Goal:
Pick out the lines containing "Kreisler".

--- --- ---

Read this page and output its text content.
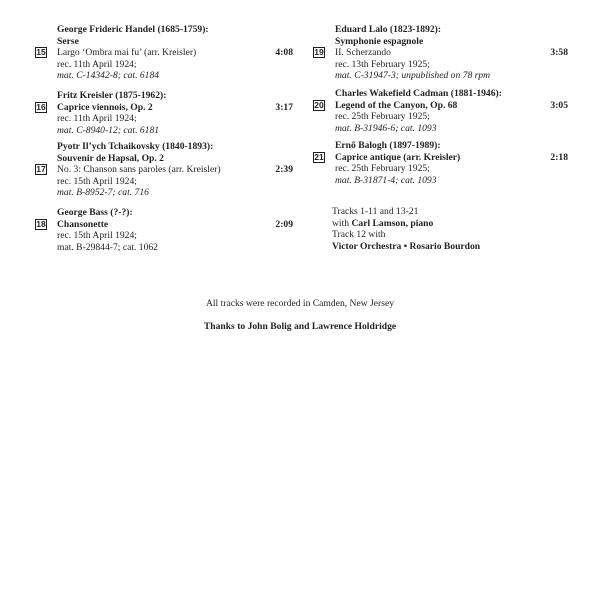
George Frideric Handel (1685-1759):
Serse
15	4:08
Largo ‘Ombra mai fu’ (arr. Kreisler)
rec. 11th April 1924;
mat. C-14342-8; cat. 6184
Fritz Kreisler (1875-1962):
16	3:17
Caprice viennois, Op. 2
rec. 11th April 1924;
mat. C-8940-12; cat. 6181
Pyotr Il’ych Tchaikovsky (1840-1893):
Souvenir de Hapsal, Op. 2
17	2:39
No. 3: Chanson sans paroles (arr. Kreisler)
rec. 15th April 1924;
mat. B-8952-7; cat. 716
George Bass (?-?):
18	2:09
Chansonette
rec. 15th April 1924;
mat. B-29844-7; cat. 1062
Eduard Lalo (1823-1892):
Symphonie espagnole
19	3:58
II. Scherzando
rec. 13th February 1925;
mat. C-31947-3; unpublished on 78 rpm
Charles Wakefield Cadman (1881-1946):
20	3:05
Legend of the Canyon, Op. 68
rec. 25th February 1925;
mat. B-31946-6; cat. 1093
Ernő Balogh (1897-1989):
21	2:18
Caprice antique (arr. Kreisler)
rec. 25th February 1925;
mat. B-31871-4; cat. 1093
Tracks 1-11 and 13-21
with Carl Lamson, piano
Track 12 with
Victor Orchestra • Rosario Bourdon
All tracks were recorded in Camden, New Jersey
Thanks to John Bolig and Lawrence Holdridge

--- --- ---

The reply:
Largo ‘Ombra mai fu’ (arr. Kreisler)
Fritz Kreisler (1875-1962):
No. 3: Chanson sans paroles (arr. Kreisler)
Caprice antique (arr. Kreisler)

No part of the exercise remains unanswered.